→ **YOUR OBJECTIVE**:
Print all the data, keeping every line exactly as it is.

=-=-=-=-=

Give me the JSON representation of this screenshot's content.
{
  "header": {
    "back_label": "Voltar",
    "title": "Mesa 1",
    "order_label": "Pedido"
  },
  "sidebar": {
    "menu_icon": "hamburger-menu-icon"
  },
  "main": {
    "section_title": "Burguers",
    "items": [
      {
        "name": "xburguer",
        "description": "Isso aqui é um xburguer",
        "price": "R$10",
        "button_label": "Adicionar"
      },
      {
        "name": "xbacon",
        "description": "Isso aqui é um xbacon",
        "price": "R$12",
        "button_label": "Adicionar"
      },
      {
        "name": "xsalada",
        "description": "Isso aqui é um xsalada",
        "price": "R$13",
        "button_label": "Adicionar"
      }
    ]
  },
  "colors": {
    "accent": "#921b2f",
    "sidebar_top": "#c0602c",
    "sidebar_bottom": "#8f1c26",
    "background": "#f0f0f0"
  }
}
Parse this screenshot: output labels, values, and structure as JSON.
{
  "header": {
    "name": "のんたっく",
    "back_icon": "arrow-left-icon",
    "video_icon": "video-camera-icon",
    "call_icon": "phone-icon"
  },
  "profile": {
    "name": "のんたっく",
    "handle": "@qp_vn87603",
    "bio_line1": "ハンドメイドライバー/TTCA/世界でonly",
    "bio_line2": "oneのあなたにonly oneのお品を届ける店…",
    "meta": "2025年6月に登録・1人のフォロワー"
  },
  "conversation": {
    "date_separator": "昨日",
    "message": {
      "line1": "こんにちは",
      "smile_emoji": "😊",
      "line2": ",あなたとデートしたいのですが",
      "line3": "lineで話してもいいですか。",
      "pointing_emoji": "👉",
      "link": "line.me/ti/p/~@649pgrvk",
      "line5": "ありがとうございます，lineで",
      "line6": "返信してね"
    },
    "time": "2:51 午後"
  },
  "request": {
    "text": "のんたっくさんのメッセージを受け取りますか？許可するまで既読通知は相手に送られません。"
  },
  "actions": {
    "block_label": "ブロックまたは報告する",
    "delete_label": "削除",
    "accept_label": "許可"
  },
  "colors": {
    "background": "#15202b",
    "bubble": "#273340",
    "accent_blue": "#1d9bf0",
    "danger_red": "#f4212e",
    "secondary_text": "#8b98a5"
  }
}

=-=-=-=-=

→ **EXERCISE SOLUTION**:
Give me the JSON representation of this screenshot's content.
{
  "header": {
    "back_label": "Voltar",
    "title": "Mesa 1",
    "order_label": "Pedido"
  },
  "sidebar": {
    "menu_icon": "hamburger-menu-icon"
  },
  "main": {
    "section_title": "Burguers",
    "items": [
      {
        "name": "xburguer",
        "description": "Isso aqui é um xburguer",
        "price": "R$10",
        "button_label": "Adicionar"
      },
      {
        "name": "xbacon",
        "description": "Isso aqui é um xbacon",
        "price": "R$12",
        "button_label": "Adicionar"
      },
      {
        "name": "xsalada",
        "description": "Isso aqui é um xsalada",
        "price": "R$13",
        "button_label": "Adicionar"
      }
    ]
  },
  "colors": {
    "accent": "#921b2f",
    "sidebar_top": "#c0602c",
    "sidebar_bottom": "#8f1c26",
    "background": "#f0f0f0"
  }
}
Parse this screenshot: output labels, values, and structure as JSON.
{
  "header": {
    "name": "のんたっく",
    "back_icon": "arrow-left-icon",
    "video_icon": "video-camera-icon",
    "call_icon": "phone-icon"
  },
  "profile": {
    "name": "のんたっく",
    "handle": "@qp_vn87603",
    "bio_line1": "ハンドメイドライバー/TTCA/世界でonly",
    "bio_line2": "oneのあなたにonly oneのお品を届ける店…",
    "meta": "2025年6月に登録・1人のフォロワー"
  },
  "conversation": {
    "date_separator": "昨日",
    "message": {
      "line1": "こんにちは",
      "smile_emoji": "😊",
      "line2": ",あなたとデートしたいのですが",
      "line3": "lineで話してもいいですか。",
      "pointing_emoji": "👉",
      "link": "line.me/ti/p/~@649pgrvk",
      "line5": "ありがとうございます，lineで",
      "line6": "返信してね"
    },
    "time": "2:51 午後"
  },
  "request": {
    "text": "のんたっくさんのメッセージを受け取りますか？許可するまで既読通知は相手に送られません。"
  },
  "actions": {
    "block_label": "ブロックまたは報告する",
    "delete_label": "削除",
    "accept_label": "許可"
  },
  "colors": {
    "background": "#15202b",
    "bubble": "#273340",
    "accent_blue": "#1d9bf0",
    "danger_red": "#f4212e",
    "secondary_text": "#8b98a5"
  }
}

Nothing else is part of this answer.